= Required task 1 =
From the memoir excerpt below, set down word for word the passage running from "Was Dean Martin" to "won the lawsuit.".

= Text provided =
━━━━━━━━━━━━━━━━
Soon after, Dean was dead.

Was Dean Martin an alcoholic? I don’t know. Whatever the truth, it isn’t my way to be judgmental. After all, I’m the daughter of a brewer, and I do like my martini every afternoon at five. But that’s it. In fact, Marty and I won a major lawsuit in the eighties after the
National Enquirer
claimed he had driven me to drink! Their story claimed that I was drunk by three every afternoon. The entire cast and crew of
The Partridge Family
confirmed that was not the truth, and Marty and I won the lawsuit.

We deserved our victory, but I do know all about drink and drinking. First, because of the family business, and all those hours I spent as a child playing pool and pinball in bars, then because I was married to Jack (who introduced me to drinking), and also because one of my favorite parts was playing an alcoholic Sunshine Girl in the
Playhouse 90
production “The Big Slide,” with former circus clown and vaudeville comic Red Skelton.

“The Big Slide” was set in the 1920s. Red played Buddy McCoy, a down-on-his-luck comedian, and I played May Marley, the alcoholic Sunshine Girl who sings and dances in musicals. As my character committed suicide at the end of the play, the role gave me the chance to flex my muscles as a dramatic actress.
━━━━━━━━━━━━━━━━
= Required task 2 =
Output the rows below as a JSON list of strings, one string per line, covering only the lines from the line with "previous-video-icon[interactable]: ⌃ (376, 336, 404, 364)" to the line with "show-hidden-icons[interactable]: ⌃ (140, 697, 149, 710)", both included, and skip any blank lines.
━━━━━━━━━━━━━━━━
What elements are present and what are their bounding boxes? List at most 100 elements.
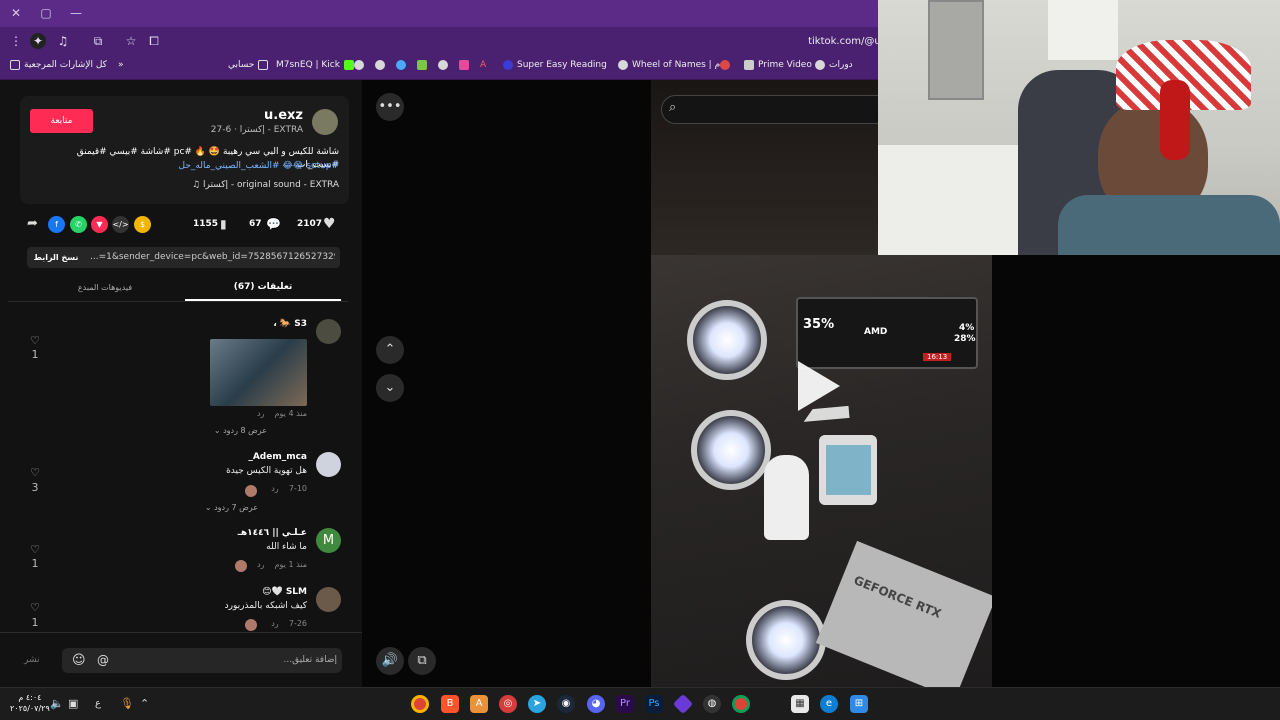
previous-video-icon[interactable]: ⌃ (376, 336, 404, 364)
share-arrow-icon[interactable]: ➦ (27, 216, 38, 231)
comment-avatar[interactable] (316, 587, 341, 612)
creator-username[interactable]: u.exz (264, 108, 303, 123)
tab-creator-videos[interactable]: فيديوهات المبدع (30, 283, 180, 292)
copy-link-button[interactable]: نسخ الرابط (30, 250, 82, 265)
comment-avatar[interactable]: M (316, 528, 341, 553)
link-text[interactable]: ...=1&sender_device=pc&web_id=7528567126… (90, 252, 335, 262)
input-language[interactable]: ع (95, 698, 101, 709)
show-hidden-icons[interactable]: ⌃ (140, 697, 149, 710)
taskbar-clock[interactable]: ٤:٠٤ م ٢٠٢٥/٠٧/٢٩ (10, 692, 50, 714)
bookmark-wheel-of-names[interactable]: Wheel of Names | م... (618, 60, 729, 70)
bookmark-kick[interactable]: M7snEQ | Kick (276, 60, 354, 70)
post-comment-button[interactable]: نشر (24, 655, 40, 665)
store-icon[interactable]: ▦ (791, 695, 809, 713)
bookmark-icon-5[interactable] (438, 60, 448, 70)
bookmark-star-icon[interactable]: ☆ (123, 33, 139, 49)
post-description-line2[interactable]: #setup 😂😂 #الشعب_الصيني_ماله_حل (39, 160, 339, 173)
comment-icon[interactable]: 💬 (266, 217, 281, 231)
volume-icon[interactable]: 🔊 (376, 647, 404, 675)
view-replies[interactable]: عرض 7 ردود ⌄ (205, 503, 258, 512)
comment-meta: منذ 4 يوم رد (257, 409, 307, 418)
bookmark-courses[interactable]: دورات (815, 60, 853, 70)
volume-tray-icon[interactable]: 🔈 (50, 697, 64, 710)
extensions-icon[interactable]: ⧉ (90, 33, 106, 49)
steam-icon[interactable]: ◉ (557, 695, 575, 713)
media-icon[interactable]: ♫ (55, 33, 71, 49)
premiere-icon[interactable]: Pr (616, 695, 634, 713)
comment-image[interactable] (210, 339, 307, 406)
comment-like-icon[interactable]: ♡ (27, 334, 43, 347)
comment-time: 7-26 (288, 619, 307, 628)
bookmark-icon[interactable]: ▮ (220, 217, 227, 231)
all-bookmarks[interactable]: كل الإشارات المرجعية (10, 60, 107, 70)
restore-window-icon[interactable]: ▢ (38, 5, 54, 21)
bookmark-super-easy-reading[interactable]: Super Easy Reading (503, 60, 607, 70)
windows-start-icon[interactable]: ⊞ (850, 695, 868, 713)
facebook-icon[interactable]: f (48, 216, 65, 233)
bookmark-icon-8[interactable] (720, 60, 730, 70)
app-icon-red[interactable]: ◎ (499, 695, 517, 713)
reply-link[interactable]: رد (271, 484, 278, 493)
mini-player-icon[interactable]: ⧉ (408, 647, 436, 675)
play-icon[interactable] (798, 361, 840, 411)
extension-icon[interactable]: ✦ (30, 33, 46, 49)
whatsapp-icon[interactable]: ✆ (70, 216, 87, 233)
more-options-icon[interactable]: ••• (376, 93, 404, 121)
coin-icon[interactable]: $ (134, 216, 151, 233)
chrome-alt-icon[interactable] (732, 695, 750, 713)
comment-avatar[interactable] (316, 319, 341, 344)
window-frame (928, 0, 984, 100)
microphone-tray-icon[interactable]: 🎙 (120, 697, 134, 710)
comment-like-icon[interactable]: ♡ (27, 466, 43, 479)
bookmark-icon-7[interactable]: A (480, 60, 486, 70)
chrome-icon[interactable] (411, 695, 429, 713)
comment-text: ما شاء الله (266, 542, 307, 552)
follow-button[interactable]: متابعة (30, 109, 93, 133)
comment-meta: 7-10 رد (271, 484, 307, 493)
edge-icon[interactable]: e (820, 695, 838, 713)
photoshop-icon[interactable]: Ps (645, 695, 663, 713)
close-window-icon[interactable]: ✕ (8, 5, 24, 21)
comment-username[interactable]: SLM 🤍😊 (262, 587, 307, 597)
comment-like-icon[interactable]: ♡ (27, 543, 43, 556)
search-input[interactable] (661, 95, 891, 124)
tab-comments[interactable]: تعليقات (67) (185, 282, 341, 292)
emoji-icon[interactable]: ☺ (72, 653, 86, 668)
minimize-window-icon[interactable]: — (68, 5, 84, 21)
comment-time: 7-10 (288, 484, 307, 493)
bookmark-icon-4[interactable] (417, 60, 427, 70)
reply-link[interactable]: رد (271, 619, 278, 628)
mention-icon[interactable]: @ (97, 653, 109, 667)
reply-link[interactable]: رد (257, 560, 264, 569)
obs-icon[interactable]: ◍ (703, 695, 721, 713)
reply-link[interactable]: رد (257, 409, 264, 418)
app-icon-a[interactable]: A (470, 695, 488, 713)
creator-avatar[interactable] (312, 109, 338, 135)
comment-username[interactable]: Adem_mca_ (248, 452, 307, 462)
comment-avatar[interactable] (316, 452, 341, 477)
bookmark-icon-6[interactable] (459, 60, 469, 70)
brave-icon[interactable]: B (441, 695, 459, 713)
bookmarks-overflow-icon[interactable]: » (118, 60, 124, 70)
menu-dots-icon[interactable]: ⋮ (8, 33, 24, 49)
comment-like-icon[interactable]: ♡ (27, 601, 43, 614)
bookmark-icon-2[interactable] (375, 60, 385, 70)
network-tray-icon[interactable]: ▣ (68, 697, 78, 710)
comment-username[interactable]: S3 🐎 ، (273, 319, 307, 329)
embed-icon[interactable]: </> (112, 216, 129, 233)
bookmark-icon-3[interactable] (396, 60, 406, 70)
sound-label[interactable]: original sound - EXTRA - إكسترا ♫ (39, 180, 339, 190)
discord-icon[interactable]: ◕ (587, 695, 605, 713)
video-player[interactable]: 35% AMD 4% 28% 16:13 GEFORCE RTX (651, 255, 992, 687)
bookmark-account[interactable]: حسابي (228, 60, 269, 70)
comment-username[interactable]: عـلـي || ١٤٤٦هـ (238, 528, 307, 538)
send-icon[interactable]: ▼ (91, 216, 108, 233)
bookmark-icon-1[interactable] (354, 60, 364, 70)
bookmark-prime-video[interactable]: Prime Video (744, 60, 812, 70)
next-video-icon[interactable]: ⌄ (376, 374, 404, 402)
install-app-icon[interactable]: ⧠ (146, 33, 162, 49)
search-icon[interactable]: ⌕ (669, 100, 676, 115)
telegram-icon[interactable]: ➤ (528, 695, 546, 713)
like-heart-icon[interactable]: ♥ (323, 216, 336, 232)
view-replies[interactable]: عرض 8 ردود ⌄ (214, 426, 267, 435)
━━━━━━━━━━━━━━━━
= Exercise output 1 =
Was Dean Martin an alcoholic? I don’t know. Whatever the truth, it isn’t my way to be judgmental. After all, I’m the daughter of a brewer, and I do like my martini every afternoon at five. But that’s it. In fact, Marty and I won a major lawsuit in the eighties after the
National Enquirer
claimed he had driven me to drink! Their story claimed that I was drunk by three every afternoon. The entire cast and crew of
The Partridge Family
confirmed that was not the truth, and Marty and I won the lawsuit.

= Exercise output 2 =
[
  "previous-video-icon[interactable]: ⌃ (376, 336, 404, 364)",
  "share-arrow-icon[interactable]: ➦ (27, 216, 38, 231)",
  "comment-avatar[interactable] (316, 587, 341, 612)",
  "creator-username[interactable]: u.exz (264, 108, 303, 123)",
  "tab-creator-videos[interactable]: فيديوهات المبدع (30, 283, 180, 292)",
  "copy-link-button[interactable]: نسخ الرابط (30, 250, 82, 265)",
  "comment-avatar[interactable]: M (316, 528, 341, 553)",
  "link-text[interactable]: ...=1&sender_device=pc&web_id=7528567126… (90, 252, 335, 262)",
  "input-language[interactable]: ع (95, 698, 101, 709)",
  "show-hidden-icons[interactable]: ⌃ (140, 697, 149, 710)"
]